>> start

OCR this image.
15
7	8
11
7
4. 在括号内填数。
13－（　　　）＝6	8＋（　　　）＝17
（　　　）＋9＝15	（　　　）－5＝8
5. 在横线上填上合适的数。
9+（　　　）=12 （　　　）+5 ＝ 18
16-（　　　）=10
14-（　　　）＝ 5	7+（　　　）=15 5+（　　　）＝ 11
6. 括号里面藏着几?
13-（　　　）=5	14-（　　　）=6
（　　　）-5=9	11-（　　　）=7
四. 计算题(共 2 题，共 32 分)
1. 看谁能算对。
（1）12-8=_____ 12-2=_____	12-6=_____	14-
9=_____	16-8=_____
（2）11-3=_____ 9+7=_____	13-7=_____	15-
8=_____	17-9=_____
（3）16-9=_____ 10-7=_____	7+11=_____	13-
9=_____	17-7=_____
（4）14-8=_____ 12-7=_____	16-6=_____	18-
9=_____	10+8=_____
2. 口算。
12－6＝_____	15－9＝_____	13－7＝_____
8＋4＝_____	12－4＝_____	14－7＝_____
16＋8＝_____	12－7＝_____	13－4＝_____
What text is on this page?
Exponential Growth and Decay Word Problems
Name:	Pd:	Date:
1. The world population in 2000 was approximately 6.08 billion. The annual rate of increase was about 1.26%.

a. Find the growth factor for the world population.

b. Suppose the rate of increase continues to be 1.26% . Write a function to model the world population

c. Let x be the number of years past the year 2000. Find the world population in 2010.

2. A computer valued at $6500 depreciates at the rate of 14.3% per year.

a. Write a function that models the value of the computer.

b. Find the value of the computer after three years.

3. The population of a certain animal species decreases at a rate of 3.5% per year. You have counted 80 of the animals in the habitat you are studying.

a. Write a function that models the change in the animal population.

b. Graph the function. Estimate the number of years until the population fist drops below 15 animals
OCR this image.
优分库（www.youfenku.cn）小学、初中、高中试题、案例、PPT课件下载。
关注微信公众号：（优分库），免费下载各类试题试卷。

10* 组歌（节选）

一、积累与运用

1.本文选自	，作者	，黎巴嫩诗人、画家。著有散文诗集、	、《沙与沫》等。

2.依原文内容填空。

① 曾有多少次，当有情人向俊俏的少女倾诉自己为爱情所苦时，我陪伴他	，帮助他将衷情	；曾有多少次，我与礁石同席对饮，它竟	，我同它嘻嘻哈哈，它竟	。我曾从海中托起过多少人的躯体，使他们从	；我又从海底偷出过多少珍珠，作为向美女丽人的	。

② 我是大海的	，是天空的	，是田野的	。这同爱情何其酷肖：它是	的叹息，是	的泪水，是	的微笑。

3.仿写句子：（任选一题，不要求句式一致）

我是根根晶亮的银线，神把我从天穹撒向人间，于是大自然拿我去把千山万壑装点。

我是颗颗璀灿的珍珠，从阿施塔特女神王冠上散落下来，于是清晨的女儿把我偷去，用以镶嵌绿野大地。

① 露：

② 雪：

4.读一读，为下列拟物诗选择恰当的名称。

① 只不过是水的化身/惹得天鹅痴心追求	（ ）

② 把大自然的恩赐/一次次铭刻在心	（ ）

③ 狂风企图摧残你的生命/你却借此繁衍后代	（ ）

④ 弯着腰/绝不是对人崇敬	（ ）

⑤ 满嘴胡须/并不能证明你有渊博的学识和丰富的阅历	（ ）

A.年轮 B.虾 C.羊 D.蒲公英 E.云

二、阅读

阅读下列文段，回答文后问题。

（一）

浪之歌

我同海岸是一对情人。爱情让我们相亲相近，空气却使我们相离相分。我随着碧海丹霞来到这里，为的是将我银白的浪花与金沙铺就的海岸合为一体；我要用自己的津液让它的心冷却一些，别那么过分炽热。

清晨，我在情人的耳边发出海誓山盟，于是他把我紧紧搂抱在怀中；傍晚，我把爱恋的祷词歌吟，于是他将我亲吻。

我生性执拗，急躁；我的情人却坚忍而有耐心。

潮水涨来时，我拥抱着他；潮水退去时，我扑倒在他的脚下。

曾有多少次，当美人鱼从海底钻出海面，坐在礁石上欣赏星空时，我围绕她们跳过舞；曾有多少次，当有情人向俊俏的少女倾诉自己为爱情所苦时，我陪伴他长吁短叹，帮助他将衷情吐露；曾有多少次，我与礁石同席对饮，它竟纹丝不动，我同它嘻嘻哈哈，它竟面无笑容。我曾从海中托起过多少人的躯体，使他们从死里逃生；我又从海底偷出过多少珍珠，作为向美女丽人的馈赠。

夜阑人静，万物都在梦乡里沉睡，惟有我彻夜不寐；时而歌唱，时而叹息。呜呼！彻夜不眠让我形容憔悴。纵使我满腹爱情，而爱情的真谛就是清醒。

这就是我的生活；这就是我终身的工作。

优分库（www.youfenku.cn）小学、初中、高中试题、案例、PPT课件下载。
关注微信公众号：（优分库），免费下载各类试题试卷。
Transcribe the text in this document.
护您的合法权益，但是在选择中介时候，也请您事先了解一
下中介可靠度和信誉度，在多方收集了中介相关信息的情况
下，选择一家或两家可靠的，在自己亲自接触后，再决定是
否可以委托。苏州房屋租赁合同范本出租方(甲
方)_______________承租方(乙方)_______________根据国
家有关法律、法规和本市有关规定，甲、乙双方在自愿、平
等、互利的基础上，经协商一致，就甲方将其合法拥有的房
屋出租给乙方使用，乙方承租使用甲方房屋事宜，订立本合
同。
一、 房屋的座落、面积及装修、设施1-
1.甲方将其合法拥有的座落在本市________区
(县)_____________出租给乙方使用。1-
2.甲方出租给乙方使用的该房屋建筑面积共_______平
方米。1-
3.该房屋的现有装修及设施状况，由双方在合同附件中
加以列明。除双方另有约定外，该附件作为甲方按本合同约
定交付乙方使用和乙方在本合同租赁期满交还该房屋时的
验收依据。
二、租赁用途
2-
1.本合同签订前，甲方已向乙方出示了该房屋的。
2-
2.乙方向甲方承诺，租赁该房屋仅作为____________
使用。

>> end

-- Task objective --
Take the listing above and set it down exactly.

-- Result --
OCR this image.
15
7	8
11
7
4. 在括号内填数。
13－（　　　）＝6	8＋（　　　）＝17
（　　　）＋9＝15	（　　　）－5＝8
5. 在横线上填上合适的数。
9+（　　　）=12 （　　　）+5 ＝ 18
16-（　　　）=10
14-（　　　）＝ 5	7+（　　　）=15 5+（　　　）＝ 11
6. 括号里面藏着几?
13-（　　　）=5	14-（　　　）=6
（　　　）-5=9	11-（　　　）=7
四. 计算题(共 2 题，共 32 分)
1. 看谁能算对。
（1）12-8=_____ 12-2=_____	12-6=_____	14-
9=_____	16-8=_____
（2）11-3=_____ 9+7=_____	13-7=_____	15-
8=_____	17-9=_____
（3）16-9=_____ 10-7=_____	7+11=_____	13-
9=_____	17-7=_____
（4）14-8=_____ 12-7=_____	16-6=_____	18-
9=_____	10+8=_____
2. 口算。
12－6＝_____	15－9＝_____	13－7＝_____
8＋4＝_____	12－4＝_____	14－7＝_____
16＋8＝_____	12－7＝_____	13－4＝_____
What text is on this page?
Exponential Growth and Decay Word Problems
Name:	Pd:	Date:
1. The world population in 2000 was approximately 6.08 billion. The annual rate of increase was about 1.26%.

a. Find the growth factor for the world population.

b. Suppose the rate of increase continues to be 1.26% . Write a function to model the world population

c. Let x be the number of years past the year 2000. Find the world population in 2010.

2. A computer valued at $6500 depreciates at the rate of 14.3% per year.

a. Write a function that models the value of the computer.

b. Find the value of the computer after three years.

3. The population of a certain animal species decreases at a rate of 3.5% per year. You have counted 80 of the animals in the habitat you are studying.

a. Write a function that models the change in the animal population.

b. Graph the function. Estimate the number of years until the population fist drops below 15 animals
OCR this image.
优分库（www.youfenku.cn）小学、初中、高中试题、案例、PPT课件下载。
关注微信公众号：（优分库），免费下载各类试题试卷。

10* 组歌（节选）

一、积累与运用

1.本文选自	，作者	，黎巴嫩诗人、画家。著有散文诗集、	、《沙与沫》等。

2.依原文内容填空。

① 曾有多少次，当有情人向俊俏的少女倾诉自己为爱情所苦时，我陪伴他	，帮助他将衷情	；曾有多少次，我与礁石同席对饮，它竟	，我同它嘻嘻哈哈，它竟	。我曾从海中托起过多少人的躯体，使他们从	；我又从海底偷出过多少珍珠，作为向美女丽人的	。

② 我是大海的	，是天空的	，是田野的	。这同爱情何其酷肖：它是	的叹息，是	的泪水，是	的微笑。

3.仿写句子：（任选一题，不要求句式一致）

我是根根晶亮的银线，神把我从天穹撒向人间，于是大自然拿我去把千山万壑装点。

我是颗颗璀灿的珍珠，从阿施塔特女神王冠上散落下来，于是清晨的女儿把我偷去，用以镶嵌绿野大地。

① 露：

② 雪：

4.读一读，为下列拟物诗选择恰当的名称。

① 只不过是水的化身/惹得天鹅痴心追求	（ ）

② 把大自然的恩赐/一次次铭刻在心	（ ）

③ 狂风企图摧残你的生命/你却借此繁衍后代	（ ）

④ 弯着腰/绝不是对人崇敬	（ ）

⑤ 满嘴胡须/并不能证明你有渊博的学识和丰富的阅历	（ ）

A.年轮 B.虾 C.羊 D.蒲公英 E.云

二、阅读

阅读下列文段，回答文后问题。

（一）

浪之歌

我同海岸是一对情人。爱情让我们相亲相近，空气却使我们相离相分。我随着碧海丹霞来到这里，为的是将我银白的浪花与金沙铺就的海岸合为一体；我要用自己的津液让它的心冷却一些，别那么过分炽热。

清晨，我在情人的耳边发出海誓山盟，于是他把我紧紧搂抱在怀中；傍晚，我把爱恋的祷词歌吟，于是他将我亲吻。

我生性执拗，急躁；我的情人却坚忍而有耐心。

潮水涨来时，我拥抱着他；潮水退去时，我扑倒在他的脚下。

曾有多少次，当美人鱼从海底钻出海面，坐在礁石上欣赏星空时，我围绕她们跳过舞；曾有多少次，当有情人向俊俏的少女倾诉自己为爱情所苦时，我陪伴他长吁短叹，帮助他将衷情吐露；曾有多少次，我与礁石同席对饮，它竟纹丝不动，我同它嘻嘻哈哈，它竟面无笑容。我曾从海中托起过多少人的躯体，使他们从死里逃生；我又从海底偷出过多少珍珠，作为向美女丽人的馈赠。

夜阑人静，万物都在梦乡里沉睡，惟有我彻夜不寐；时而歌唱，时而叹息。呜呼！彻夜不眠让我形容憔悴。纵使我满腹爱情，而爱情的真谛就是清醒。

这就是我的生活；这就是我终身的工作。

优分库（www.youfenku.cn）小学、初中、高中试题、案例、PPT课件下载。
关注微信公众号：（优分库），免费下载各类试题试卷。
Transcribe the text in this document.
护您的合法权益，但是在选择中介时候，也请您事先了解一
下中介可靠度和信誉度，在多方收集了中介相关信息的情况
下，选择一家或两家可靠的，在自己亲自接触后，再决定是
否可以委托。苏州房屋租赁合同范本出租方(甲
方)_______________承租方(乙方)_______________根据国
家有关法律、法规和本市有关规定，甲、乙双方在自愿、平
等、互利的基础上，经协商一致，就甲方将其合法拥有的房
屋出租给乙方使用，乙方承租使用甲方房屋事宜，订立本合
同。
一、 房屋的座落、面积及装修、设施1-
1.甲方将其合法拥有的座落在本市________区
(县)_____________出租给乙方使用。1-
2.甲方出租给乙方使用的该房屋建筑面积共_______平
方米。1-
3.该房屋的现有装修及设施状况，由双方在合同附件中
加以列明。除双方另有约定外，该附件作为甲方按本合同约
定交付乙方使用和乙方在本合同租赁期满交还该房屋时的
验收依据。
二、租赁用途
2-
1.本合同签订前，甲方已向乙方出示了该房屋的。
2-
2.乙方向甲方承诺，租赁该房屋仅作为____________
使用。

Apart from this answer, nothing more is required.